Data tied to figure images

※

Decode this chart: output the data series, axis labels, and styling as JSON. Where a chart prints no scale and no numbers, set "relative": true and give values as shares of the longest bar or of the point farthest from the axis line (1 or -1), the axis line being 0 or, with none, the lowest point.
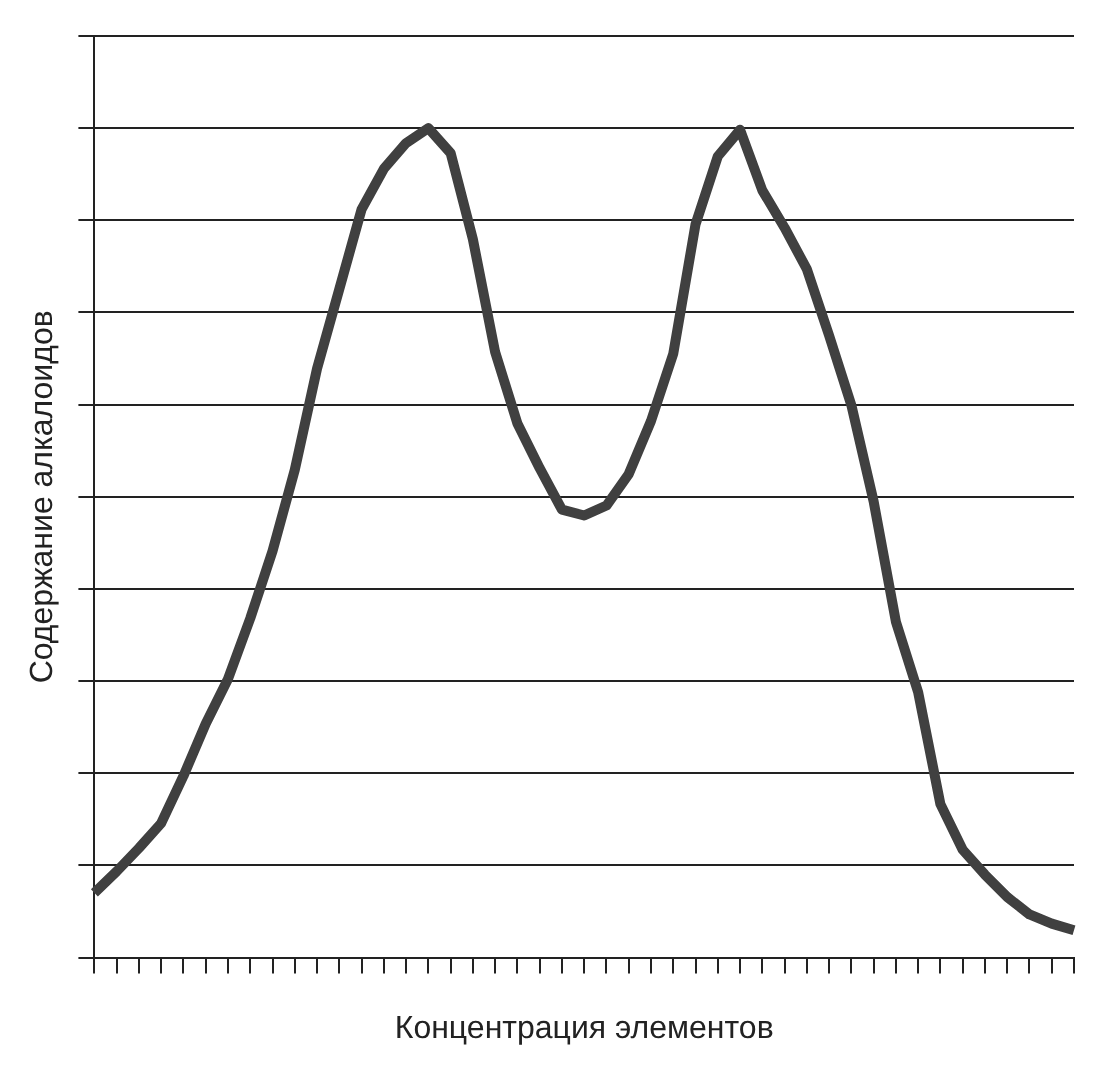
{
  "chart_data": {
    "type": "line",
    "relative": true,
    "xlabel": "Концентрация элементов",
    "ylabel": "Содержание алкалоидов",
    "grid": "y",
    "tick_labels": false,
    "marker": "none",
    "line_style": "solid",
    "categories": [
      null,
      null,
      null,
      null,
      null,
      null,
      null,
      null,
      null,
      null,
      null,
      null,
      null,
      null,
      null,
      null,
      null,
      null,
      null,
      null,
      null,
      null,
      null,
      null,
      null,
      null,
      null,
      null,
      null,
      null,
      null,
      null,
      null,
      null,
      null,
      null,
      null,
      null,
      null,
      null,
      null,
      null,
      null,
      null,
      null
    ],
    "series": [
      {
        "color": "#404040",
        "values": [
          0.078,
          0.104,
          0.132,
          0.162,
          0.219,
          0.282,
          0.336,
          0.409,
          0.49,
          0.588,
          0.71,
          0.806,
          0.902,
          0.951,
          0.982,
          1,
          0.97,
          0.866,
          0.73,
          0.644,
          0.59,
          0.54,
          0.533,
          0.545,
          0.583,
          0.647,
          0.728,
          0.884,
          0.966,
          0.998,
          0.925,
          0.88,
          0.83,
          0.75,
          0.666,
          0.55,
          0.405,
          0.32,
          0.185,
          0.13,
          0.1,
          0.073,
          0.052,
          0.041,
          0.033
        ]
      }
    ]
  }
}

※

Retype all of the entries exactly as written, leaving out any images.

Decode this chart: output the data series, axis labels, and styling as JSON. Where a chart prints no scale and no numbers, set "relative": true and give values as shares of the longest bar or of the point farthest from the axis line (1 or -1), the axis line being 0 or, with none, the lowest point.
{
  "chart_data": {
    "type": "line",
    "relative": true,
    "xlabel": "Концентрация элементов",
    "ylabel": "Содержание алкалоидов",
    "grid": "y",
    "tick_labels": false,
    "marker": "none",
    "line_style": "solid",
    "categories": [
      null,
      null,
      null,
      null,
      null,
      null,
      null,
      null,
      null,
      null,
      null,
      null,
      null,
      null,
      null,
      null,
      null,
      null,
      null,
      null,
      null,
      null,
      null,
      null,
      null,
      null,
      null,
      null,
      null,
      null,
      null,
      null,
      null,
      null,
      null,
      null,
      null,
      null,
      null,
      null,
      null,
      null,
      null,
      null,
      null
    ],
    "series": [
      {
        "color": "#404040",
        "values": [
          0.078,
          0.104,
          0.132,
          0.162,
          0.219,
          0.282,
          0.336,
          0.409,
          0.49,
          0.588,
          0.71,
          0.806,
          0.902,
          0.951,
          0.982,
          1,
          0.97,
          0.866,
          0.73,
          0.644,
          0.59,
          0.54,
          0.533,
          0.545,
          0.583,
          0.647,
          0.728,
          0.884,
          0.966,
          0.998,
          0.925,
          0.88,
          0.83,
          0.75,
          0.666,
          0.55,
          0.405,
          0.32,
          0.185,
          0.13,
          0.1,
          0.073,
          0.052,
          0.041,
          0.033
        ]
      }
    ]
  }
}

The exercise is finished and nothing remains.